WRITTEN INSTRUCTION:
Go through the records and give each one again exactly.

RECORDED INFORMATION:
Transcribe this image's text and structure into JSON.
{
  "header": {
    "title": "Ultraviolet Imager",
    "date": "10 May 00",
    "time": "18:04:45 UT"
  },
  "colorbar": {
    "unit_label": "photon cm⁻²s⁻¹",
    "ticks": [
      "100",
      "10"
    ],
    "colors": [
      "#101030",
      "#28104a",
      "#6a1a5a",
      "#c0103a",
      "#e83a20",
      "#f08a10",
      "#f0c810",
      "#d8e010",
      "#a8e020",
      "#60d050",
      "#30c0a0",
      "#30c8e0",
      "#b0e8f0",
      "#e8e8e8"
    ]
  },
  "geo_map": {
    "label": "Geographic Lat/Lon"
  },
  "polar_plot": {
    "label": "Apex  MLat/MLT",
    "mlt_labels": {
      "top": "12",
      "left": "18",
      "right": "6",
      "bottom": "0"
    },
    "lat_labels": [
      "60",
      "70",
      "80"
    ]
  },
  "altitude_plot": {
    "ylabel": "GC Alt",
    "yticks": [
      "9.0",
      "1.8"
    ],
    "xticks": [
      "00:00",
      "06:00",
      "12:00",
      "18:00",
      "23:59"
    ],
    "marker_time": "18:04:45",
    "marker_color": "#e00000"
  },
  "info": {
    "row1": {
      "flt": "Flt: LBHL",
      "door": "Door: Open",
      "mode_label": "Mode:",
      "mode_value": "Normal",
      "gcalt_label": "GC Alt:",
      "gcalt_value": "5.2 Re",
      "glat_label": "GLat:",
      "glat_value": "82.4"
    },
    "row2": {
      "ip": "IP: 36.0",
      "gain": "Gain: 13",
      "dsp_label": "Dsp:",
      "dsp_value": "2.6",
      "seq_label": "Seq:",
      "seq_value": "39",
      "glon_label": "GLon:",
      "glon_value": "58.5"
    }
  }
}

FULL RESPONSE:
Transcribe this image's text and structure into JSON.
{
  "header": {
    "title": "Ultraviolet Imager",
    "date": "10 May 00",
    "time": "18:04:45 UT"
  },
  "colorbar": {
    "unit_label": "photon cm⁻²s⁻¹",
    "ticks": [
      "100",
      "10"
    ],
    "colors": [
      "#101030",
      "#28104a",
      "#6a1a5a",
      "#c0103a",
      "#e83a20",
      "#f08a10",
      "#f0c810",
      "#d8e010",
      "#a8e020",
      "#60d050",
      "#30c0a0",
      "#30c8e0",
      "#b0e8f0",
      "#e8e8e8"
    ]
  },
  "geo_map": {
    "label": "Geographic Lat/Lon"
  },
  "polar_plot": {
    "label": "Apex  MLat/MLT",
    "mlt_labels": {
      "top": "12",
      "left": "18",
      "right": "6",
      "bottom": "0"
    },
    "lat_labels": [
      "60",
      "70",
      "80"
    ]
  },
  "altitude_plot": {
    "ylabel": "GC Alt",
    "yticks": [
      "9.0",
      "1.8"
    ],
    "xticks": [
      "00:00",
      "06:00",
      "12:00",
      "18:00",
      "23:59"
    ],
    "marker_time": "18:04:45",
    "marker_color": "#e00000"
  },
  "info": {
    "row1": {
      "flt": "Flt: LBHL",
      "door": "Door: Open",
      "mode_label": "Mode:",
      "mode_value": "Normal",
      "gcalt_label": "GC Alt:",
      "gcalt_value": "5.2 Re",
      "glat_label": "GLat:",
      "glat_value": "82.4"
    },
    "row2": {
      "ip": "IP: 36.0",
      "gain": "Gain: 13",
      "dsp_label": "Dsp:",
      "dsp_value": "2.6",
      "seq_label": "Seq:",
      "seq_value": "39",
      "glon_label": "GLon:",
      "glon_value": "58.5"
    }
  }
}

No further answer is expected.